* [Problem requirements] Output every line below exactly.

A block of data

········

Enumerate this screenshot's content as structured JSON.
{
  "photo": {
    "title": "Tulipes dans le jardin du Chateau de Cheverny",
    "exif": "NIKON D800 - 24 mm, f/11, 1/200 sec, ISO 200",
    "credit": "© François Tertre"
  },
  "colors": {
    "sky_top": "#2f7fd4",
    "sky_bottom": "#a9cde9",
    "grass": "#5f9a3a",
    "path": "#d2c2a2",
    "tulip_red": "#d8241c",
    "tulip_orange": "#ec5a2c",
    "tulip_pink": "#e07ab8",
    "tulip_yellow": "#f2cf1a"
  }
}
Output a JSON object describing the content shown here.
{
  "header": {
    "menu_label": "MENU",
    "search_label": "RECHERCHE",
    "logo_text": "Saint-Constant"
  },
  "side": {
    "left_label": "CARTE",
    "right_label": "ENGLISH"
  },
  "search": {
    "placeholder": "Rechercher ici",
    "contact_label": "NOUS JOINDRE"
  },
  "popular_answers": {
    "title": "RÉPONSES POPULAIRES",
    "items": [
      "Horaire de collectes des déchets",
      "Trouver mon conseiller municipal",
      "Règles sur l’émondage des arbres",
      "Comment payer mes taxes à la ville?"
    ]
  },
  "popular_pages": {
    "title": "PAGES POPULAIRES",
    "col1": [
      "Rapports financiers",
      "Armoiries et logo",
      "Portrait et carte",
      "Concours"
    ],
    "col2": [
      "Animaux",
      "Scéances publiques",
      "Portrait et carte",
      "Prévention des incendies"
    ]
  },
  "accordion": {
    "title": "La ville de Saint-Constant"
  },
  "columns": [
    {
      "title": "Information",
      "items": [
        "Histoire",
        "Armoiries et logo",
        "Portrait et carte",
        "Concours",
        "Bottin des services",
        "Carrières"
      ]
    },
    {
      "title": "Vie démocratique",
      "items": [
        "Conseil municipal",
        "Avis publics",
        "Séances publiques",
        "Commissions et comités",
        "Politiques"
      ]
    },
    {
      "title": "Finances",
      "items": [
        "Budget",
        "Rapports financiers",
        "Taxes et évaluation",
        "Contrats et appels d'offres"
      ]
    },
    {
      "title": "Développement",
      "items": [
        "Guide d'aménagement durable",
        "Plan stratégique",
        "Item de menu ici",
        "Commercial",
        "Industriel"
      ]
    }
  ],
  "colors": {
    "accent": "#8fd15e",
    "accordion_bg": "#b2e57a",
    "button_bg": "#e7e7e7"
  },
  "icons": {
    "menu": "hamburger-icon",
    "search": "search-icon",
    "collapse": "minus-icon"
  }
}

········

* [Answer to this problem]
Enumerate this screenshot's content as structured JSON.
{
  "photo": {
    "title": "Tulipes dans le jardin du Chateau de Cheverny",
    "exif": "NIKON D800 - 24 mm, f/11, 1/200 sec, ISO 200",
    "credit": "© François Tertre"
  },
  "colors": {
    "sky_top": "#2f7fd4",
    "sky_bottom": "#a9cde9",
    "grass": "#5f9a3a",
    "path": "#d2c2a2",
    "tulip_red": "#d8241c",
    "tulip_orange": "#ec5a2c",
    "tulip_pink": "#e07ab8",
    "tulip_yellow": "#f2cf1a"
  }
}
Output a JSON object describing the content shown here.
{
  "header": {
    "menu_label": "MENU",
    "search_label": "RECHERCHE",
    "logo_text": "Saint-Constant"
  },
  "side": {
    "left_label": "CARTE",
    "right_label": "ENGLISH"
  },
  "search": {
    "placeholder": "Rechercher ici",
    "contact_label": "NOUS JOINDRE"
  },
  "popular_answers": {
    "title": "RÉPONSES POPULAIRES",
    "items": [
      "Horaire de collectes des déchets",
      "Trouver mon conseiller municipal",
      "Règles sur l’émondage des arbres",
      "Comment payer mes taxes à la ville?"
    ]
  },
  "popular_pages": {
    "title": "PAGES POPULAIRES",
    "col1": [
      "Rapports financiers",
      "Armoiries et logo",
      "Portrait et carte",
      "Concours"
    ],
    "col2": [
      "Animaux",
      "Scéances publiques",
      "Portrait et carte",
      "Prévention des incendies"
    ]
  },
  "accordion": {
    "title": "La ville de Saint-Constant"
  },
  "columns": [
    {
      "title": "Information",
      "items": [
        "Histoire",
        "Armoiries et logo",
        "Portrait et carte",
        "Concours",
        "Bottin des services",
        "Carrières"
      ]
    },
    {
      "title": "Vie démocratique",
      "items": [
        "Conseil municipal",
        "Avis publics",
        "Séances publiques",
        "Commissions et comités",
        "Politiques"
      ]
    },
    {
      "title": "Finances",
      "items": [
        "Budget",
        "Rapports financiers",
        "Taxes et évaluation",
        "Contrats et appels d'offres"
      ]
    },
    {
      "title": "Développement",
      "items": [
        "Guide d'aménagement durable",
        "Plan stratégique",
        "Item de menu ici",
        "Commercial",
        "Industriel"
      ]
    }
  ],
  "colors": {
    "accent": "#8fd15e",
    "accordion_bg": "#b2e57a",
    "button_bg": "#e7e7e7"
  },
  "icons": {
    "menu": "hamburger-icon",
    "search": "search-icon",
    "collapse": "minus-icon"
  }
}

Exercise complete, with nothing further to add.